# Written exercise
Would you extract the whole listing below and retype it exactly?

# Data excerpts
++++++
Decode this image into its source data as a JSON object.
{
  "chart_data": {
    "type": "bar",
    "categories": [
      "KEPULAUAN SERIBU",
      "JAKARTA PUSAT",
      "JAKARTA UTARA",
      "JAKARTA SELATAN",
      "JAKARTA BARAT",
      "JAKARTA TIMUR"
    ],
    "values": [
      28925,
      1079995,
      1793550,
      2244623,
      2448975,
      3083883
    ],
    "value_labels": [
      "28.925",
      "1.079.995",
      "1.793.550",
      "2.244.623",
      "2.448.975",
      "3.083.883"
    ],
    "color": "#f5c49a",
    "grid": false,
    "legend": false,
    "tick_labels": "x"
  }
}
++++++
# Output below
Decode this image into its source data as a JSON object.
{
  "chart_data": {
    "type": "bar",
    "categories": [
      "KEPULAUAN SERIBU",
      "JAKARTA PUSAT",
      "JAKARTA UTARA",
      "JAKARTA SELATAN",
      "JAKARTA BARAT",
      "JAKARTA TIMUR"
    ],
    "values": [
      28925,
      1079995,
      1793550,
      2244623,
      2448975,
      3083883
    ],
    "value_labels": [
      "28.925",
      "1.079.995",
      "1.793.550",
      "2.244.623",
      "2.448.975",
      "3.083.883"
    ],
    "color": "#f5c49a",
    "grid": false,
    "legend": false,
    "tick_labels": "x"
  }
}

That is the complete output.